►

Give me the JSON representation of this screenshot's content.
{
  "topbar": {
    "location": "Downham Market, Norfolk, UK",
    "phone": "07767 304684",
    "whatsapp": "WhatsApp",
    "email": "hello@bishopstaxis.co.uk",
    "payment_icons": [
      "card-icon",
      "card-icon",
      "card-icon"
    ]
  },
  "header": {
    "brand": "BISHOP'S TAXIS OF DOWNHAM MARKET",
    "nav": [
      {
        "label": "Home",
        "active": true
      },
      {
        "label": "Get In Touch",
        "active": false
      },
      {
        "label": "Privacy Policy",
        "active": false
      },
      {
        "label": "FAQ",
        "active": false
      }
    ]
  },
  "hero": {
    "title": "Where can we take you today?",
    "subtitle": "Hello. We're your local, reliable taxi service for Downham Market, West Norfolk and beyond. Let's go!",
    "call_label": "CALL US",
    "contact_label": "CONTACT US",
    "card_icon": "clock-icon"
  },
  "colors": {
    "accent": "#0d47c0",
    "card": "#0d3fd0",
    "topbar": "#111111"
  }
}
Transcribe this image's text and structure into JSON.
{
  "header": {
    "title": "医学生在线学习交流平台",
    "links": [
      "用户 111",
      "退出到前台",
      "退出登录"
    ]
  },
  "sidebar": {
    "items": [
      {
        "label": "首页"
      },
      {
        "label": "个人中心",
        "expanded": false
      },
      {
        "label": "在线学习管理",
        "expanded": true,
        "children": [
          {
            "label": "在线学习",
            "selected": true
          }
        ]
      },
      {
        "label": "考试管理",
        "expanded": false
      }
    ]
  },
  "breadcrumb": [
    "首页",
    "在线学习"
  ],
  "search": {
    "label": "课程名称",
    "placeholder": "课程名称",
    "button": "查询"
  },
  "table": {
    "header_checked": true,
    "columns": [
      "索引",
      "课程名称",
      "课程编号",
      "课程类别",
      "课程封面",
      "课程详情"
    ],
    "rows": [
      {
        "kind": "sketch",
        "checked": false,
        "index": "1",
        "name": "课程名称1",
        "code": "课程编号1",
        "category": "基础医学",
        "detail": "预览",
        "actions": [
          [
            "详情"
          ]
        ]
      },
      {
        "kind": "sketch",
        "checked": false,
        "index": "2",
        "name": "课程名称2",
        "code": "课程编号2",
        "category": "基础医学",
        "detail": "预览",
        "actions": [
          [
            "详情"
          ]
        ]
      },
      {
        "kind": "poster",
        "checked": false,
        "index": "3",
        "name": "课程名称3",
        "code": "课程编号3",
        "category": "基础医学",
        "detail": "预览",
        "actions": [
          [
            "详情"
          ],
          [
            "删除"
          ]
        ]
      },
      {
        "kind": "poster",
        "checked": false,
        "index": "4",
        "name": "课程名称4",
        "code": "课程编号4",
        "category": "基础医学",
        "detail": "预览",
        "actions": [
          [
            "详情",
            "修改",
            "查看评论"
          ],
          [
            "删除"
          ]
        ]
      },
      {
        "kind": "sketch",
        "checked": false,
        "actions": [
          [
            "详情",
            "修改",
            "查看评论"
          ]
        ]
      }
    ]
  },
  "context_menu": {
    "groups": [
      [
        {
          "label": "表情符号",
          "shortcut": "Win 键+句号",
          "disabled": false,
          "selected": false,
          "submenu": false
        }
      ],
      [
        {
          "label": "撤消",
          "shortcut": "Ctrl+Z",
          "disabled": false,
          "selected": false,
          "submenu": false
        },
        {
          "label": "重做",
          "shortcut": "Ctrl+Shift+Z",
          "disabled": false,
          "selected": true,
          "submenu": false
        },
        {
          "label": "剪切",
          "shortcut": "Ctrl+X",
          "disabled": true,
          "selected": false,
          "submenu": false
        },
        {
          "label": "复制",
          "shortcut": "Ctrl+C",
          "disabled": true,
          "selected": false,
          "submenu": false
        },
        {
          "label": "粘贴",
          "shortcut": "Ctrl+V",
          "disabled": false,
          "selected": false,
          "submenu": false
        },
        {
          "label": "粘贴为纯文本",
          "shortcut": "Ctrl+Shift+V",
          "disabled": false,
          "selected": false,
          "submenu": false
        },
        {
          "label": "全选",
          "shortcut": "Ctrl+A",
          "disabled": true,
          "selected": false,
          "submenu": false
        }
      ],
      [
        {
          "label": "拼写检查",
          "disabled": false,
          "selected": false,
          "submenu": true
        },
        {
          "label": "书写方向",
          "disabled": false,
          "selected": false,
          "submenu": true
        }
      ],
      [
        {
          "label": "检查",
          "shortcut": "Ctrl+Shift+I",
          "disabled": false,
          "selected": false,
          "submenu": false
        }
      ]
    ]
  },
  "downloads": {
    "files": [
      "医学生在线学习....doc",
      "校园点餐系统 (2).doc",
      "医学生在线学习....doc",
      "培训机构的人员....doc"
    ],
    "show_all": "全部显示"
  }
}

◄

▶ _WHAT THIS TASK INVOLVES_
Nothing should be changed: write out all of the data as is.

▶ _PROBLEM SOLUTION_
Give me the JSON representation of this screenshot's content.
{
  "topbar": {
    "location": "Downham Market, Norfolk, UK",
    "phone": "07767 304684",
    "whatsapp": "WhatsApp",
    "email": "hello@bishopstaxis.co.uk",
    "payment_icons": [
      "card-icon",
      "card-icon",
      "card-icon"
    ]
  },
  "header": {
    "brand": "BISHOP'S TAXIS OF DOWNHAM MARKET",
    "nav": [
      {
        "label": "Home",
        "active": true
      },
      {
        "label": "Get In Touch",
        "active": false
      },
      {
        "label": "Privacy Policy",
        "active": false
      },
      {
        "label": "FAQ",
        "active": false
      }
    ]
  },
  "hero": {
    "title": "Where can we take you today?",
    "subtitle": "Hello. We're your local, reliable taxi service for Downham Market, West Norfolk and beyond. Let's go!",
    "call_label": "CALL US",
    "contact_label": "CONTACT US",
    "card_icon": "clock-icon"
  },
  "colors": {
    "accent": "#0d47c0",
    "card": "#0d3fd0",
    "topbar": "#111111"
  }
}
Transcribe this image's text and structure into JSON.
{
  "header": {
    "title": "医学生在线学习交流平台",
    "links": [
      "用户 111",
      "退出到前台",
      "退出登录"
    ]
  },
  "sidebar": {
    "items": [
      {
        "label": "首页"
      },
      {
        "label": "个人中心",
        "expanded": false
      },
      {
        "label": "在线学习管理",
        "expanded": true,
        "children": [
          {
            "label": "在线学习",
            "selected": true
          }
        ]
      },
      {
        "label": "考试管理",
        "expanded": false
      }
    ]
  },
  "breadcrumb": [
    "首页",
    "在线学习"
  ],
  "search": {
    "label": "课程名称",
    "placeholder": "课程名称",
    "button": "查询"
  },
  "table": {
    "header_checked": true,
    "columns": [
      "索引",
      "课程名称",
      "课程编号",
      "课程类别",
      "课程封面",
      "课程详情"
    ],
    "rows": [
      {
        "kind": "sketch",
        "checked": false,
        "index": "1",
        "name": "课程名称1",
        "code": "课程编号1",
        "category": "基础医学",
        "detail": "预览",
        "actions": [
          [
            "详情"
          ]
        ]
      },
      {
        "kind": "sketch",
        "checked": false,
        "index": "2",
        "name": "课程名称2",
        "code": "课程编号2",
        "category": "基础医学",
        "detail": "预览",
        "actions": [
          [
            "详情"
          ]
        ]
      },
      {
        "kind": "poster",
        "checked": false,
        "index": "3",
        "name": "课程名称3",
        "code": "课程编号3",
        "category": "基础医学",
        "detail": "预览",
        "actions": [
          [
            "详情"
          ],
          [
            "删除"
          ]
        ]
      },
      {
        "kind": "poster",
        "checked": false,
        "index": "4",
        "name": "课程名称4",
        "code": "课程编号4",
        "category": "基础医学",
        "detail": "预览",
        "actions": [
          [
            "详情",
            "修改",
            "查看评论"
          ],
          [
            "删除"
          ]
        ]
      },
      {
        "kind": "sketch",
        "checked": false,
        "actions": [
          [
            "详情",
            "修改",
            "查看评论"
          ]
        ]
      }
    ]
  },
  "context_menu": {
    "groups": [
      [
        {
          "label": "表情符号",
          "shortcut": "Win 键+句号",
          "disabled": false,
          "selected": false,
          "submenu": false
        }
      ],
      [
        {
          "label": "撤消",
          "shortcut": "Ctrl+Z",
          "disabled": false,
          "selected": false,
          "submenu": false
        },
        {
          "label": "重做",
          "shortcut": "Ctrl+Shift+Z",
          "disabled": false,
          "selected": true,
          "submenu": false
        },
        {
          "label": "剪切",
          "shortcut": "Ctrl+X",
          "disabled": true,
          "selected": false,
          "submenu": false
        },
        {
          "label": "复制",
          "shortcut": "Ctrl+C",
          "disabled": true,
          "selected": false,
          "submenu": false
        },
        {
          "label": "粘贴",
          "shortcut": "Ctrl+V",
          "disabled": false,
          "selected": false,
          "submenu": false
        },
        {
          "label": "粘贴为纯文本",
          "shortcut": "Ctrl+Shift+V",
          "disabled": false,
          "selected": false,
          "submenu": false
        },
        {
          "label": "全选",
          "shortcut": "Ctrl+A",
          "disabled": true,
          "selected": false,
          "submenu": false
        }
      ],
      [
        {
          "label": "拼写检查",
          "disabled": false,
          "selected": false,
          "submenu": true
        },
        {
          "label": "书写方向",
          "disabled": false,
          "selected": false,
          "submenu": true
        }
      ],
      [
        {
          "label": "检查",
          "shortcut": "Ctrl+Shift+I",
          "disabled": false,
          "selected": false,
          "submenu": false
        }
      ]
    ]
  },
  "downloads": {
    "files": [
      "医学生在线学习....doc",
      "校园点餐系统 (2).doc",
      "医学生在线学习....doc",
      "培训机构的人员....doc"
    ],
    "show_all": "全部显示"
  }
}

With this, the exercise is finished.